**Task details:**
Every line from the one with "Read all visible content and emit it as JSON." through the final line must be written out exactly, and no other line; omit the pictures.

Dataset records
● ● ● ● ●

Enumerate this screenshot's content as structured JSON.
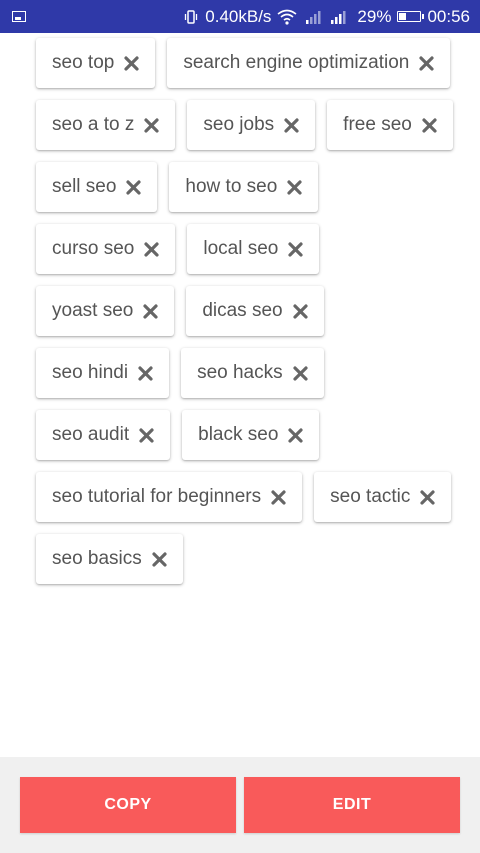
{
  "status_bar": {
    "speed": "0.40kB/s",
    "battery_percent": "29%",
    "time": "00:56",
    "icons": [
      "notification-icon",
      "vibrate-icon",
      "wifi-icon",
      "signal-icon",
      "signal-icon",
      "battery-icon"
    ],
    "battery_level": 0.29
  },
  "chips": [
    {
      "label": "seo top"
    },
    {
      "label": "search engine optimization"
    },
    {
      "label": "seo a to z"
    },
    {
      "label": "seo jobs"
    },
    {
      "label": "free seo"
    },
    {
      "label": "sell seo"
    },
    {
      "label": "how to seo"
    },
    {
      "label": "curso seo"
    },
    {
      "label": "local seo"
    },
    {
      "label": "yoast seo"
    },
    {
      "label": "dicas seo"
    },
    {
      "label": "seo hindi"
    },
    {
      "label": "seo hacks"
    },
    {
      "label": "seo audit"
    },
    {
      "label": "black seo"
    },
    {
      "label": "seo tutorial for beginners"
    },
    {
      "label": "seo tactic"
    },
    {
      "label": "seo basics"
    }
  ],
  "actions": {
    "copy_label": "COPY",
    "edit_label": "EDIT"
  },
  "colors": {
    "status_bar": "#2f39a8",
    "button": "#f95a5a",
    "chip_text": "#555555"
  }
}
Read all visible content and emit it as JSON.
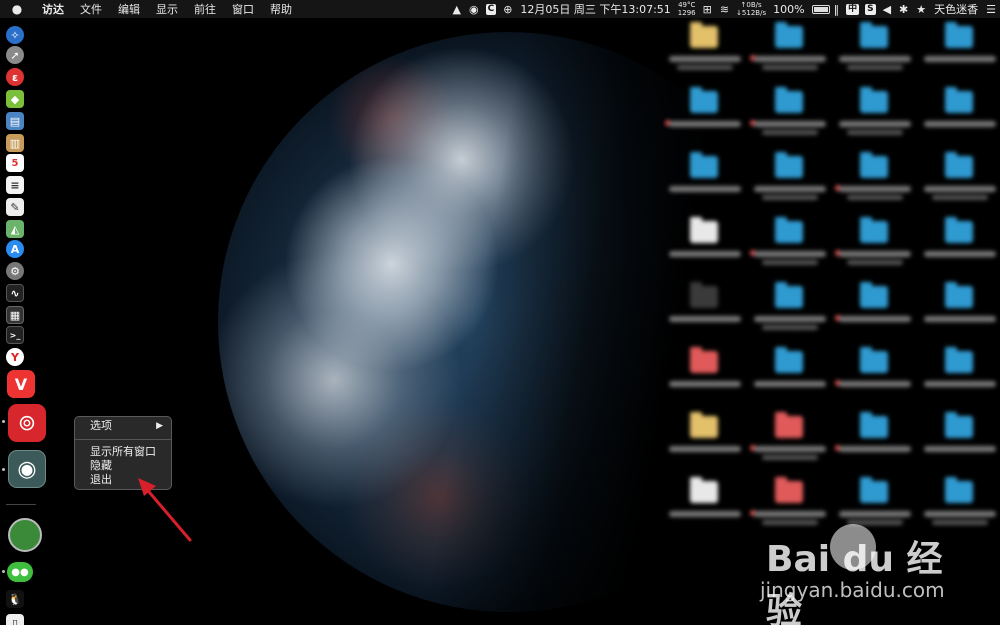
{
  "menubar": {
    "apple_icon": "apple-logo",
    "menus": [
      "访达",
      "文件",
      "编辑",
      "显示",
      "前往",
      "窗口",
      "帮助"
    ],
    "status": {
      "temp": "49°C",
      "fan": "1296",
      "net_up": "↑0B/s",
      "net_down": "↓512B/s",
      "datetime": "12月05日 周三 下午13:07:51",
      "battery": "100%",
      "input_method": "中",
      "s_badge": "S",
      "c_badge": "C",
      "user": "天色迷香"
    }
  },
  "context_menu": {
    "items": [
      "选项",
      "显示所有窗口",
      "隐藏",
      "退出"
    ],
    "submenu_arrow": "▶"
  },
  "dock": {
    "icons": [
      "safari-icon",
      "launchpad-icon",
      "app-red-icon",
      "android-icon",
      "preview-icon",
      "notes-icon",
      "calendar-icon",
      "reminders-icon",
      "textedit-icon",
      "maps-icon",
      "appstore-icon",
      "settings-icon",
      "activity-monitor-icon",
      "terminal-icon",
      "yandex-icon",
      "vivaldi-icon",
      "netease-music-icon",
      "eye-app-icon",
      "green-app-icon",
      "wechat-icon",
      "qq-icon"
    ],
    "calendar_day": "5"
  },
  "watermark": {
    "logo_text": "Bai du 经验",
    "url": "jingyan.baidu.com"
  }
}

● ● ● ● ●

**Written solution:**
Read all visible content and emit it as JSON.
{
  "menubar": {
    "apple_icon": "apple-logo",
    "menus": [
      "访达",
      "文件",
      "编辑",
      "显示",
      "前往",
      "窗口",
      "帮助"
    ],
    "status": {
      "temp": "49°C",
      "fan": "1296",
      "net_up": "↑0B/s",
      "net_down": "↓512B/s",
      "datetime": "12月05日 周三 下午13:07:51",
      "battery": "100%",
      "input_method": "中",
      "s_badge": "S",
      "c_badge": "C",
      "user": "天色迷香"
    }
  },
  "context_menu": {
    "items": [
      "选项",
      "显示所有窗口",
      "隐藏",
      "退出"
    ],
    "submenu_arrow": "▶"
  },
  "dock": {
    "icons": [
      "safari-icon",
      "launchpad-icon",
      "app-red-icon",
      "android-icon",
      "preview-icon",
      "notes-icon",
      "calendar-icon",
      "reminders-icon",
      "textedit-icon",
      "maps-icon",
      "appstore-icon",
      "settings-icon",
      "activity-monitor-icon",
      "terminal-icon",
      "yandex-icon",
      "vivaldi-icon",
      "netease-music-icon",
      "eye-app-icon",
      "green-app-icon",
      "wechat-icon",
      "qq-icon"
    ],
    "calendar_day": "5"
  },
  "watermark": {
    "logo_text": "Bai du 经验",
    "url": "jingyan.baidu.com"
  }
}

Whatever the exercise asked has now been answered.